Stored dataset items
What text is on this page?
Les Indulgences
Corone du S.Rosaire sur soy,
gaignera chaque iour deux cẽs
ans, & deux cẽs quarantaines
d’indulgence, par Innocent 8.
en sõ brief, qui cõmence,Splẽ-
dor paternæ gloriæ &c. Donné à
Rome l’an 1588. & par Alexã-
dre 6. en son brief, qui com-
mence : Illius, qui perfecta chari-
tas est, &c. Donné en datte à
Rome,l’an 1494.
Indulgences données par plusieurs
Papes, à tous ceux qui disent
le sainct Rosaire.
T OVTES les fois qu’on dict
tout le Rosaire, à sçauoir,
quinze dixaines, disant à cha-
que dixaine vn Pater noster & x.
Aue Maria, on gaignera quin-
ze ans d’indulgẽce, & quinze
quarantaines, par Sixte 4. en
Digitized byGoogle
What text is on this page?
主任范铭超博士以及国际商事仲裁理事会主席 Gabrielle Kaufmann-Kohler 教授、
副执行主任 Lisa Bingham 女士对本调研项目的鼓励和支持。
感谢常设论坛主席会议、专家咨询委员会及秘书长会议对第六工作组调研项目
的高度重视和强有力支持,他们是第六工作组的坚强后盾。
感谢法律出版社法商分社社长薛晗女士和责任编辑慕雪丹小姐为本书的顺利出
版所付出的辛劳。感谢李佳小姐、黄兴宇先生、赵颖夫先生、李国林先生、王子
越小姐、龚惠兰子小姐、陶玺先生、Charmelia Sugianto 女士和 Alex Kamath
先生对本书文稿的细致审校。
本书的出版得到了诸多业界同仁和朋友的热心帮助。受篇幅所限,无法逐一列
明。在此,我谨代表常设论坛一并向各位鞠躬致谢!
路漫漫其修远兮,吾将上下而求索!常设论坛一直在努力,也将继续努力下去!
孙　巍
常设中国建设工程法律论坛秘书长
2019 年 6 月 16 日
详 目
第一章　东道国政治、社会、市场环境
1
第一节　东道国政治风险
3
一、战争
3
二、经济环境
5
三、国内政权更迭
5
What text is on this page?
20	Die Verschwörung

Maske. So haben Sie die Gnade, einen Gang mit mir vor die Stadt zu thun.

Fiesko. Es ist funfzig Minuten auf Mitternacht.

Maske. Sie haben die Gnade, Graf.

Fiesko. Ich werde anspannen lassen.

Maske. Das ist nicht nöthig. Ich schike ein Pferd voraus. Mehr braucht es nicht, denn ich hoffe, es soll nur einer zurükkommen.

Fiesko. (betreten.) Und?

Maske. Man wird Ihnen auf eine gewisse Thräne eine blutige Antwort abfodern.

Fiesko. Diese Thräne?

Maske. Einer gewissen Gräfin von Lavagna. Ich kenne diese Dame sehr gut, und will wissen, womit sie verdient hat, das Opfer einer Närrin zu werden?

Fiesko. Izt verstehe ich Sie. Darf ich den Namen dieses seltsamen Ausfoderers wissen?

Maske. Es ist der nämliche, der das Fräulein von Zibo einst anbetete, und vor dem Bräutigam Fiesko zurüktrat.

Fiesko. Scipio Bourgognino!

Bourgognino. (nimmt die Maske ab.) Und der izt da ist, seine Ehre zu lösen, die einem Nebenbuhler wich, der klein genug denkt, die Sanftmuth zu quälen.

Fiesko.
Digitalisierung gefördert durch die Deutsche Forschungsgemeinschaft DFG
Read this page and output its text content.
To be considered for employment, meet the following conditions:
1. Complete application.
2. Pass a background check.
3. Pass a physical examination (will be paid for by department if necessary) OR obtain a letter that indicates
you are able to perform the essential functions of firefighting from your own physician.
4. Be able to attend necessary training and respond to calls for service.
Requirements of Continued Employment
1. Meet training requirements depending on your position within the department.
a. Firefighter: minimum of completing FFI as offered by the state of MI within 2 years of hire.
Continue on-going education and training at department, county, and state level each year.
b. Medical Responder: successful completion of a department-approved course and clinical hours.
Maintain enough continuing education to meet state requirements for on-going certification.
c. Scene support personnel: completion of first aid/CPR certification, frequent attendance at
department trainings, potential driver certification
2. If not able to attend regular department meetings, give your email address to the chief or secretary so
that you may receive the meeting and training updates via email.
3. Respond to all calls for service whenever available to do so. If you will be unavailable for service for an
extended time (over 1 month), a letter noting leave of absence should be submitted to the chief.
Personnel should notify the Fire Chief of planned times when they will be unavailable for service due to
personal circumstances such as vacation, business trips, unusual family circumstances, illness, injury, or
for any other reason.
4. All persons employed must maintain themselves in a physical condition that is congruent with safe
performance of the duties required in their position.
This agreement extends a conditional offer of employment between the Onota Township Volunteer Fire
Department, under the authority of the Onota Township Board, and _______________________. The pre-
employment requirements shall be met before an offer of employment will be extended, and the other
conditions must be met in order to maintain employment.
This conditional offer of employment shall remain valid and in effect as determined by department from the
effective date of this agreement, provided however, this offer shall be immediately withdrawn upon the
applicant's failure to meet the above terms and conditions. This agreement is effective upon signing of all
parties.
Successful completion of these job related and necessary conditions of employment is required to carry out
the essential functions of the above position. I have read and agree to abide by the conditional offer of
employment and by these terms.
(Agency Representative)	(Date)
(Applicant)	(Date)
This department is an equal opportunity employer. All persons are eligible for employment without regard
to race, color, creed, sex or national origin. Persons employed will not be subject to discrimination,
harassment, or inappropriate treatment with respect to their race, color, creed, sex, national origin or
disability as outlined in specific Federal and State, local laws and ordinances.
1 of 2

== Task instructions ==
Reproduce the data shown above exactly.

== Completed exercise ==
What text is on this page?
Les Indulgences
Corone du S.Rosaire sur soy,
gaignera chaque iour deux cẽs
ans, & deux cẽs quarantaines
d’indulgence, par Innocent 8.
en sõ brief, qui cõmence,Splẽ-
dor paternæ gloriæ &c. Donné à
Rome l’an 1588. & par Alexã-
dre 6. en son brief, qui com-
mence : Illius, qui perfecta chari-
tas est, &c. Donné en datte à
Rome,l’an 1494.
Indulgences données par plusieurs
Papes, à tous ceux qui disent
le sainct Rosaire.
T OVTES les fois qu’on dict
tout le Rosaire, à sçauoir,
quinze dixaines, disant à cha-
que dixaine vn Pater noster & x.
Aue Maria, on gaignera quin-
ze ans d’indulgẽce, & quinze
quarantaines, par Sixte 4. en
Digitized byGoogle
What text is on this page?
主任范铭超博士以及国际商事仲裁理事会主席 Gabrielle Kaufmann-Kohler 教授、
副执行主任 Lisa Bingham 女士对本调研项目的鼓励和支持。
感谢常设论坛主席会议、专家咨询委员会及秘书长会议对第六工作组调研项目
的高度重视和强有力支持,他们是第六工作组的坚强后盾。
感谢法律出版社法商分社社长薛晗女士和责任编辑慕雪丹小姐为本书的顺利出
版所付出的辛劳。感谢李佳小姐、黄兴宇先生、赵颖夫先生、李国林先生、王子
越小姐、龚惠兰子小姐、陶玺先生、Charmelia Sugianto 女士和 Alex Kamath
先生对本书文稿的细致审校。
本书的出版得到了诸多业界同仁和朋友的热心帮助。受篇幅所限,无法逐一列
明。在此,我谨代表常设论坛一并向各位鞠躬致谢!
路漫漫其修远兮,吾将上下而求索!常设论坛一直在努力,也将继续努力下去!
孙　巍
常设中国建设工程法律论坛秘书长
2019 年 6 月 16 日
详 目
第一章　东道国政治、社会、市场环境
1
第一节　东道国政治风险
3
一、战争
3
二、经济环境
5
三、国内政权更迭
5
What text is on this page?
20	Die Verschwörung

Maske. So haben Sie die Gnade, einen Gang mit mir vor die Stadt zu thun.

Fiesko. Es ist funfzig Minuten auf Mitternacht.

Maske. Sie haben die Gnade, Graf.

Fiesko. Ich werde anspannen lassen.

Maske. Das ist nicht nöthig. Ich schike ein Pferd voraus. Mehr braucht es nicht, denn ich hoffe, es soll nur einer zurükkommen.

Fiesko. (betreten.) Und?

Maske. Man wird Ihnen auf eine gewisse Thräne eine blutige Antwort abfodern.

Fiesko. Diese Thräne?

Maske. Einer gewissen Gräfin von Lavagna. Ich kenne diese Dame sehr gut, und will wissen, womit sie verdient hat, das Opfer einer Närrin zu werden?

Fiesko. Izt verstehe ich Sie. Darf ich den Namen dieses seltsamen Ausfoderers wissen?

Maske. Es ist der nämliche, der das Fräulein von Zibo einst anbetete, und vor dem Bräutigam Fiesko zurüktrat.

Fiesko. Scipio Bourgognino!

Bourgognino. (nimmt die Maske ab.) Und der izt da ist, seine Ehre zu lösen, die einem Nebenbuhler wich, der klein genug denkt, die Sanftmuth zu quälen.

Fiesko.
Digitalisierung gefördert durch die Deutsche Forschungsgemeinschaft DFG
Read this page and output its text content.
To be considered for employment, meet the following conditions:
1. Complete application.
2. Pass a background check.
3. Pass a physical examination (will be paid for by department if necessary) OR obtain a letter that indicates
you are able to perform the essential functions of firefighting from your own physician.
4. Be able to attend necessary training and respond to calls for service.
Requirements of Continued Employment
1. Meet training requirements depending on your position within the department.
a. Firefighter: minimum of completing FFI as offered by the state of MI within 2 years of hire.
Continue on-going education and training at department, county, and state level each year.
b. Medical Responder: successful completion of a department-approved course and clinical hours.
Maintain enough continuing education to meet state requirements for on-going certification.
c. Scene support personnel: completion of first aid/CPR certification, frequent attendance at
department trainings, potential driver certification
2. If not able to attend regular department meetings, give your email address to the chief or secretary so
that you may receive the meeting and training updates via email.
3. Respond to all calls for service whenever available to do so. If you will be unavailable for service for an
extended time (over 1 month), a letter noting leave of absence should be submitted to the chief.
Personnel should notify the Fire Chief of planned times when they will be unavailable for service due to
personal circumstances such as vacation, business trips, unusual family circumstances, illness, injury, or
for any other reason.
4. All persons employed must maintain themselves in a physical condition that is congruent with safe
performance of the duties required in their position.
This agreement extends a conditional offer of employment between the Onota Township Volunteer Fire
Department, under the authority of the Onota Township Board, and _______________________. The pre-
employment requirements shall be met before an offer of employment will be extended, and the other
conditions must be met in order to maintain employment.
This conditional offer of employment shall remain valid and in effect as determined by department from the
effective date of this agreement, provided however, this offer shall be immediately withdrawn upon the
applicant's failure to meet the above terms and conditions. This agreement is effective upon signing of all
parties.
Successful completion of these job related and necessary conditions of employment is required to carry out
the essential functions of the above position. I have read and agree to abide by the conditional offer of
employment and by these terms.
(Agency Representative)	(Date)
(Applicant)	(Date)
This department is an equal opportunity employer. All persons are eligible for employment without regard
to race, color, creed, sex or national origin. Persons employed will not be subject to discrimination,
harassment, or inappropriate treatment with respect to their race, color, creed, sex, national origin or
disability as outlined in specific Federal and State, local laws and ordinances.
1 of 2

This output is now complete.